Collected data entries →
^^^^^^^^^^^^^^^^

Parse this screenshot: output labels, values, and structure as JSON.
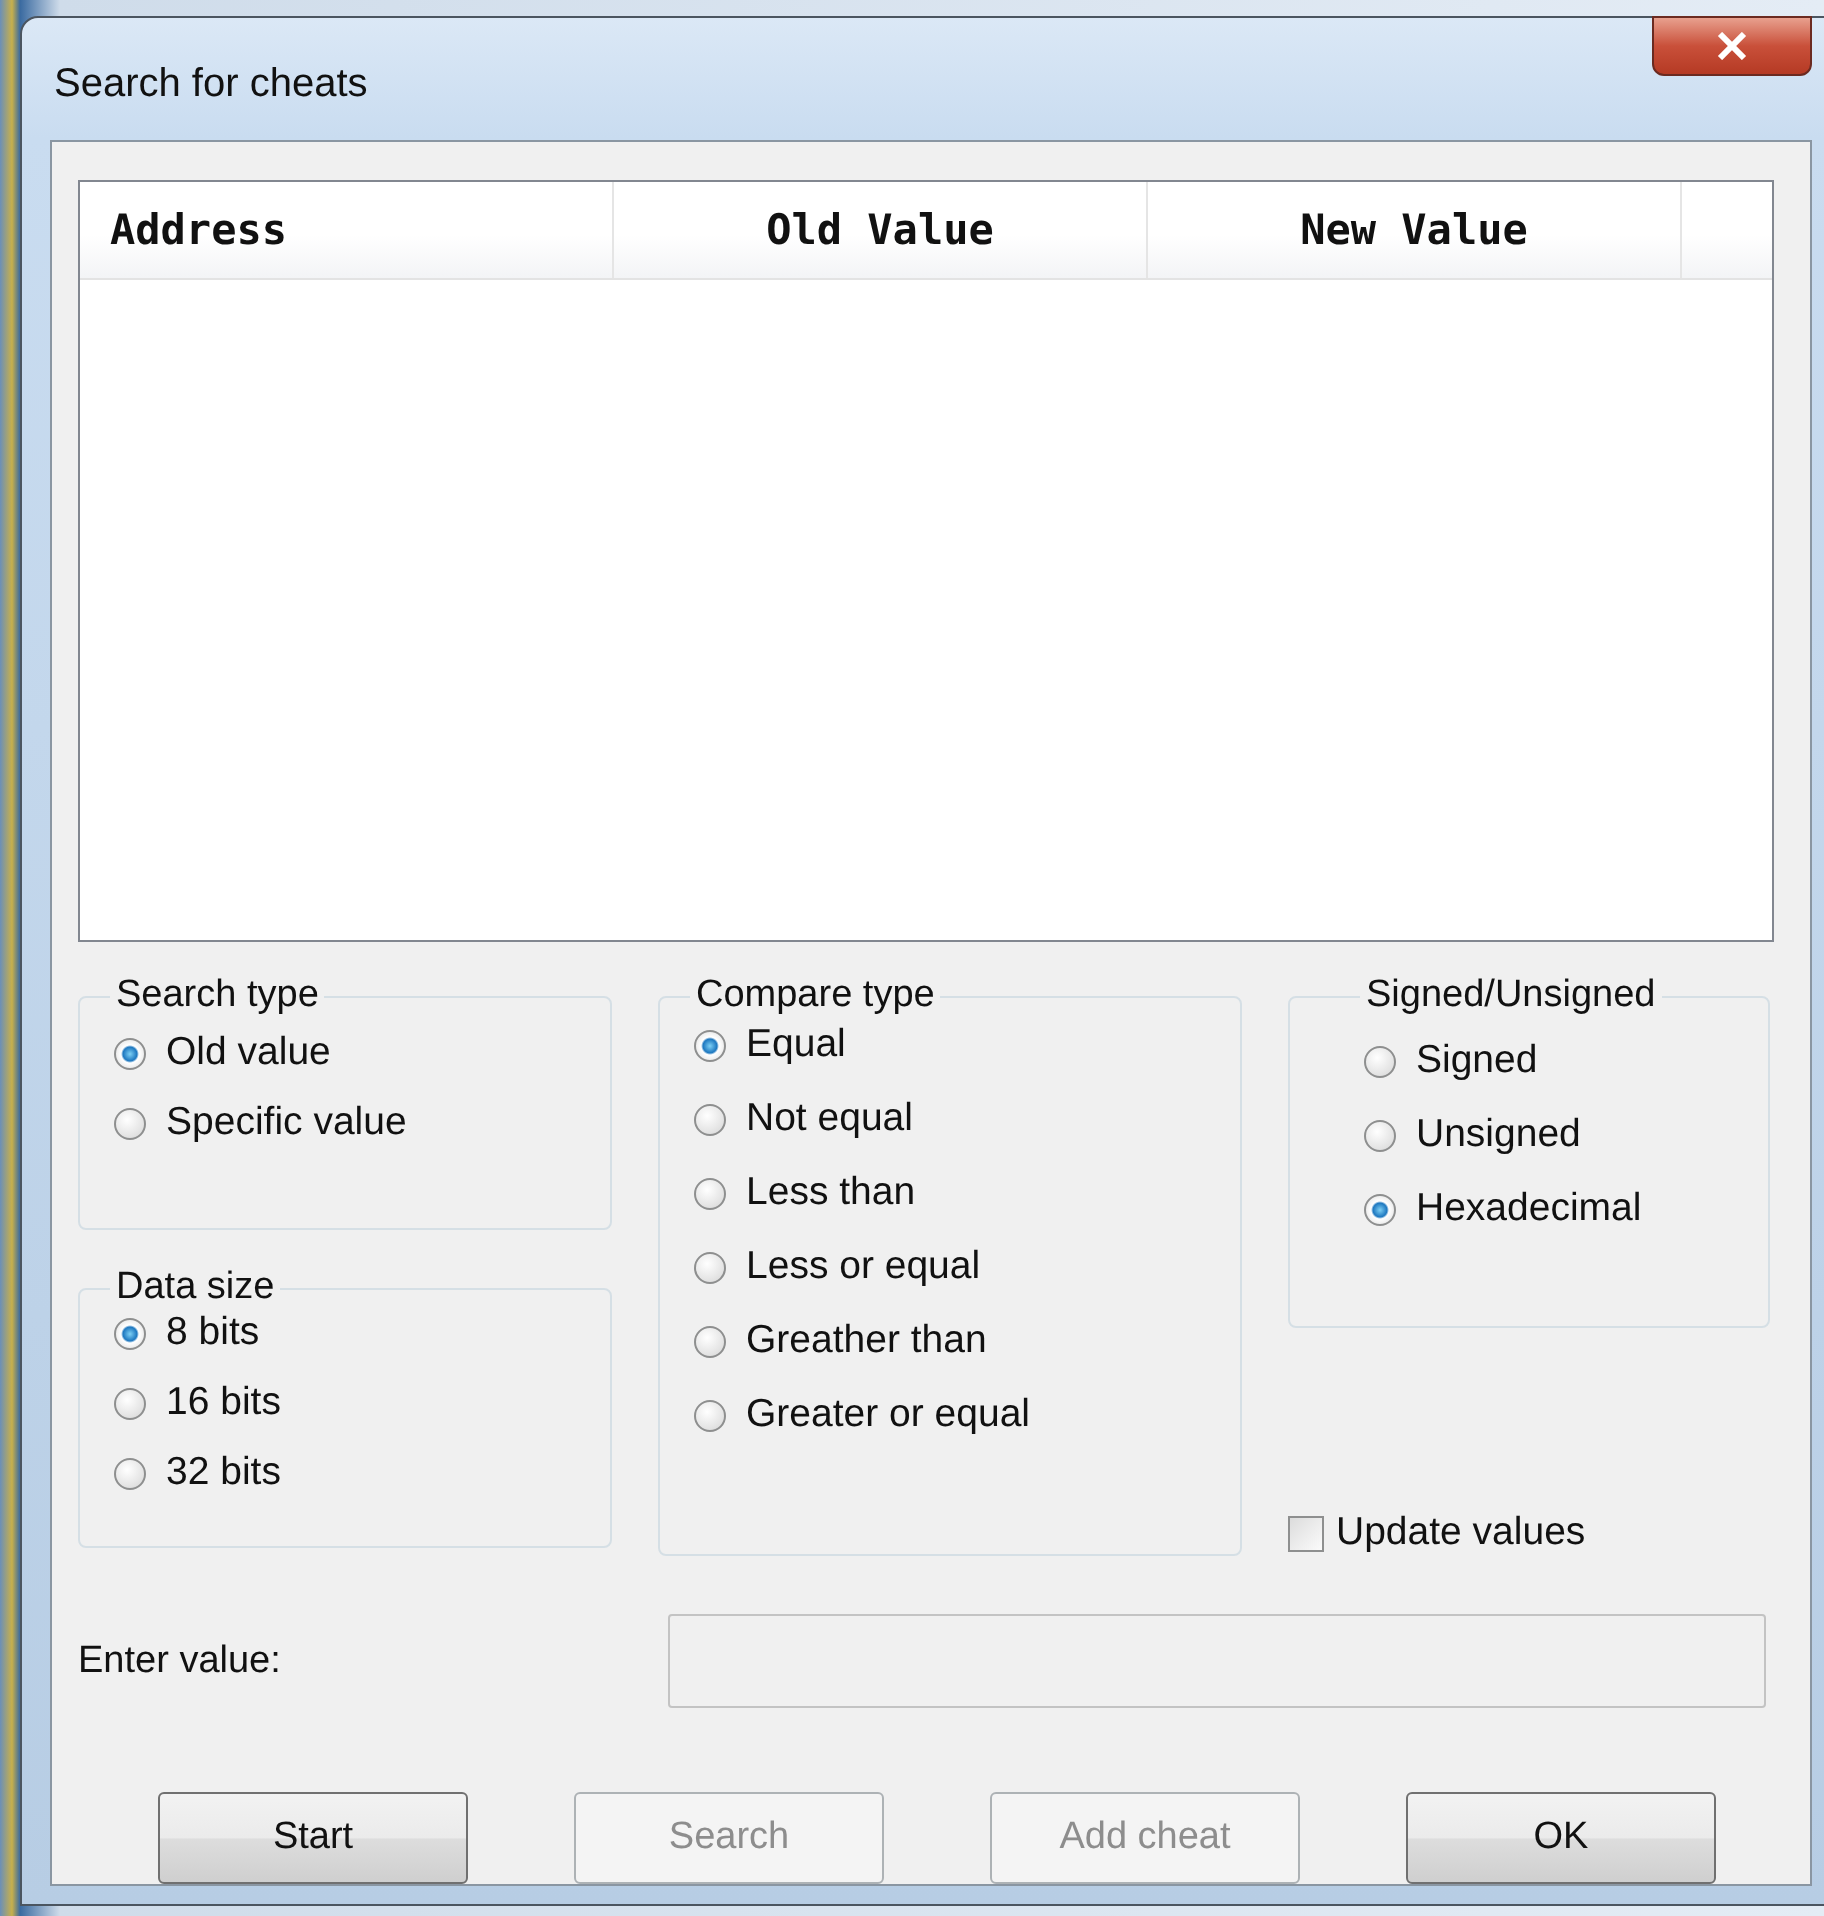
{
  "window": {
    "title": "Search for cheats"
  },
  "table": {
    "columns": [
      "Address",
      "Old Value",
      "New Value"
    ]
  },
  "search_type": {
    "label": "Search type",
    "options": [
      {
        "label": "Old value",
        "selected": true
      },
      {
        "label": "Specific value",
        "selected": false
      }
    ]
  },
  "data_size": {
    "label": "Data size",
    "options": [
      {
        "label": "8 bits",
        "selected": true
      },
      {
        "label": "16 bits",
        "selected": false
      },
      {
        "label": "32 bits",
        "selected": false
      }
    ]
  },
  "compare_type": {
    "label": "Compare type",
    "options": [
      {
        "label": "Equal",
        "selected": true
      },
      {
        "label": "Not equal",
        "selected": false
      },
      {
        "label": "Less than",
        "selected": false
      },
      {
        "label": "Less or equal",
        "selected": false
      },
      {
        "label": "Greather than",
        "selected": false
      },
      {
        "label": "Greater or equal",
        "selected": false
      }
    ]
  },
  "signed_unsigned": {
    "label": "Signed/Unsigned",
    "options": [
      {
        "label": "Signed",
        "selected": false
      },
      {
        "label": "Unsigned",
        "selected": false
      },
      {
        "label": "Hexadecimal",
        "selected": true
      }
    ]
  },
  "update_values": {
    "label": "Update values",
    "checked": false
  },
  "enter_value": {
    "label": "Enter value:",
    "disabled": true
  },
  "buttons": [
    {
      "label": "Start",
      "disabled": false
    },
    {
      "label": "Search",
      "disabled": true
    },
    {
      "label": "Add cheat",
      "disabled": true
    },
    {
      "label": "OK",
      "disabled": false
    }
  ]
}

^^^^^^^^^^^^^^^^

WHAT NEEDS TO BE DONE → Pull out every line holding "bits" from the records above, and copy it.

RESPONSE TO THIS EXERCISE →
        "label": "8 bits",
        "label": "16 bits",
        "label": "32 bits",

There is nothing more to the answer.